» **OBJECTIVE**:
Reproduce all of the data exactly.

» **DATASET ENTRIES**:
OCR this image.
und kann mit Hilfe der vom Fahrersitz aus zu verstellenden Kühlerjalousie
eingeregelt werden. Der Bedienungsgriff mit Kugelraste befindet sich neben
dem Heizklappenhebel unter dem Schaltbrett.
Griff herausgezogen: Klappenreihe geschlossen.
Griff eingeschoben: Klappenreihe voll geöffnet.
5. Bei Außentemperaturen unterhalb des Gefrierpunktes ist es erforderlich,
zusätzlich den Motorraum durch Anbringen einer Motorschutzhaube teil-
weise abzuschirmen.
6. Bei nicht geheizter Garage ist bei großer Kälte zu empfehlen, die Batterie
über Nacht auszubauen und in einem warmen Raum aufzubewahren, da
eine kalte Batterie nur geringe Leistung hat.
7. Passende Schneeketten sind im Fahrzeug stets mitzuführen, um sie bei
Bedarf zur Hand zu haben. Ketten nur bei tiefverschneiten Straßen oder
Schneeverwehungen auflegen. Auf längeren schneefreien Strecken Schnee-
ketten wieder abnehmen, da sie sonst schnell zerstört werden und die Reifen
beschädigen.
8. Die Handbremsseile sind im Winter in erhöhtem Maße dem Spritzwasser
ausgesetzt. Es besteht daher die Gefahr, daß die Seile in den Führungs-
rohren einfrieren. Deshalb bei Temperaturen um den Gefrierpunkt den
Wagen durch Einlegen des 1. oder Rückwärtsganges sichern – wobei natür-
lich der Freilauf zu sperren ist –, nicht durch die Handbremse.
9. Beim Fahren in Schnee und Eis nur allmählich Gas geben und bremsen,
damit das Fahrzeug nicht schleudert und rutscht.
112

» **EXPECTED ANSWER**:
OCR this image.
und kann mit Hilfe der vom Fahrersitz aus zu verstellenden Kühlerjalousie
eingeregelt werden. Der Bedienungsgriff mit Kugelraste befindet sich neben
dem Heizklappenhebel unter dem Schaltbrett.
Griff herausgezogen: Klappenreihe geschlossen.
Griff eingeschoben: Klappenreihe voll geöffnet.
5. Bei Außentemperaturen unterhalb des Gefrierpunktes ist es erforderlich,
zusätzlich den Motorraum durch Anbringen einer Motorschutzhaube teil-
weise abzuschirmen.
6. Bei nicht geheizter Garage ist bei großer Kälte zu empfehlen, die Batterie
über Nacht auszubauen und in einem warmen Raum aufzubewahren, da
eine kalte Batterie nur geringe Leistung hat.
7. Passende Schneeketten sind im Fahrzeug stets mitzuführen, um sie bei
Bedarf zur Hand zu haben. Ketten nur bei tiefverschneiten Straßen oder
Schneeverwehungen auflegen. Auf längeren schneefreien Strecken Schnee-
ketten wieder abnehmen, da sie sonst schnell zerstört werden und die Reifen
beschädigen.
8. Die Handbremsseile sind im Winter in erhöhtem Maße dem Spritzwasser
ausgesetzt. Es besteht daher die Gefahr, daß die Seile in den Führungs-
rohren einfrieren. Deshalb bei Temperaturen um den Gefrierpunkt den
Wagen durch Einlegen des 1. oder Rückwärtsganges sichern – wobei natür-
lich der Freilauf zu sperren ist –, nicht durch die Handbremse.
9. Beim Fahren in Schnee und Eis nur allmählich Gas geben und bremsen,
damit das Fahrzeug nicht schleudert und rutscht.
112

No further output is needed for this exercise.